### WHAT THE EXERCISE ASKS
All of the material should be reproduced exactly, with pictures left out.

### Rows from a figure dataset
########

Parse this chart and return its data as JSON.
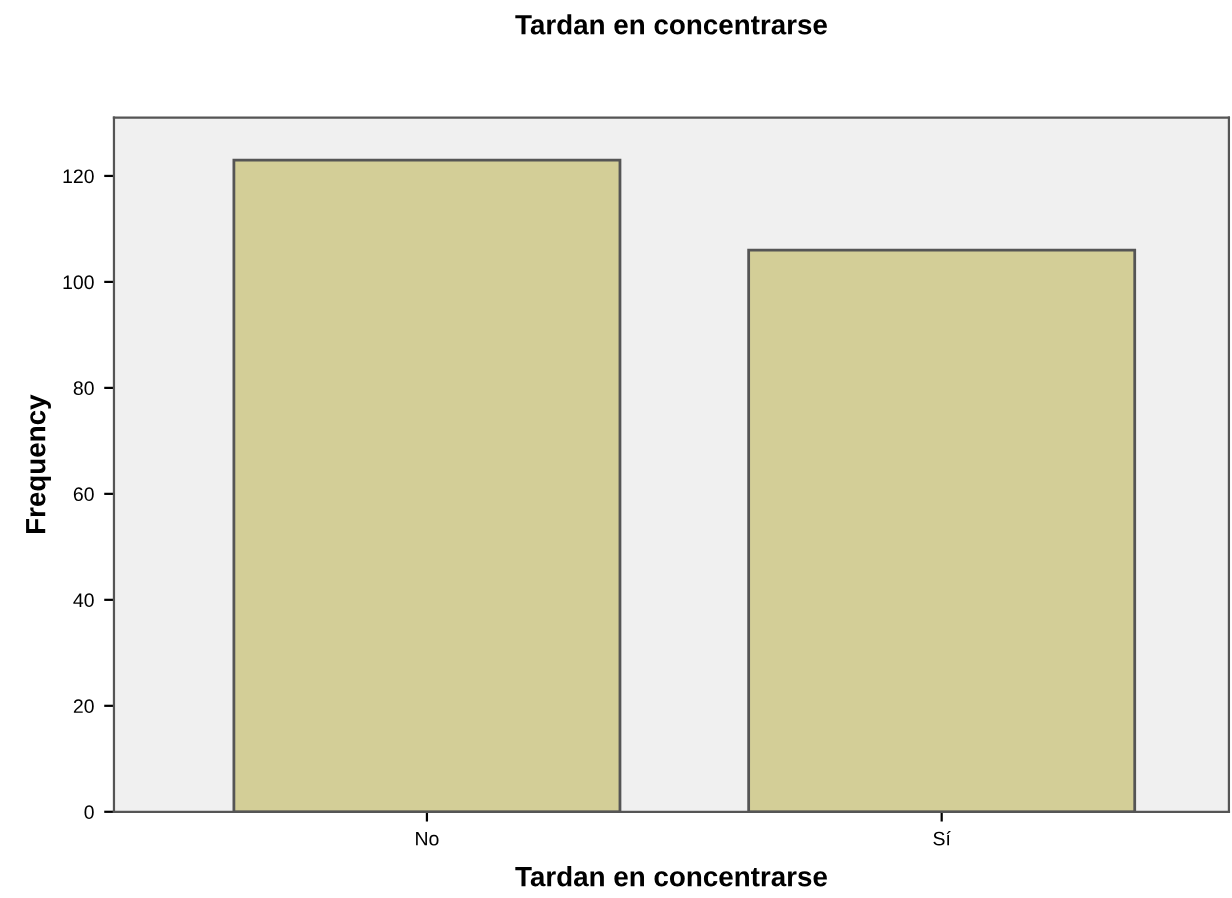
{
  "chart_data": {
    "type": "bar",
    "title": "Tardan en concentrarse",
    "xlabel": "Tardan en concentrarse",
    "ylabel": "Frequency",
    "categories": [
      "No",
      "Sí"
    ],
    "values": [
      123,
      106
    ],
    "color": "#d3ce97",
    "ylim": [
      0,
      131
    ],
    "yticks": [
      0,
      20,
      40,
      60,
      80,
      100,
      120
    ],
    "grid": false,
    "legend": false
  }
}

########

### ANSWER TO THIS PROBLEM
Parse this chart and return its data as JSON.
{
  "chart_data": {
    "type": "bar",
    "title": "Tardan en concentrarse",
    "xlabel": "Tardan en concentrarse",
    "ylabel": "Frequency",
    "categories": [
      "No",
      "Sí"
    ],
    "values": [
      123,
      106
    ],
    "color": "#d3ce97",
    "ylim": [
      0,
      131
    ],
    "yticks": [
      0,
      20,
      40,
      60,
      80,
      100,
      120
    ],
    "grid": false,
    "legend": false
  }
}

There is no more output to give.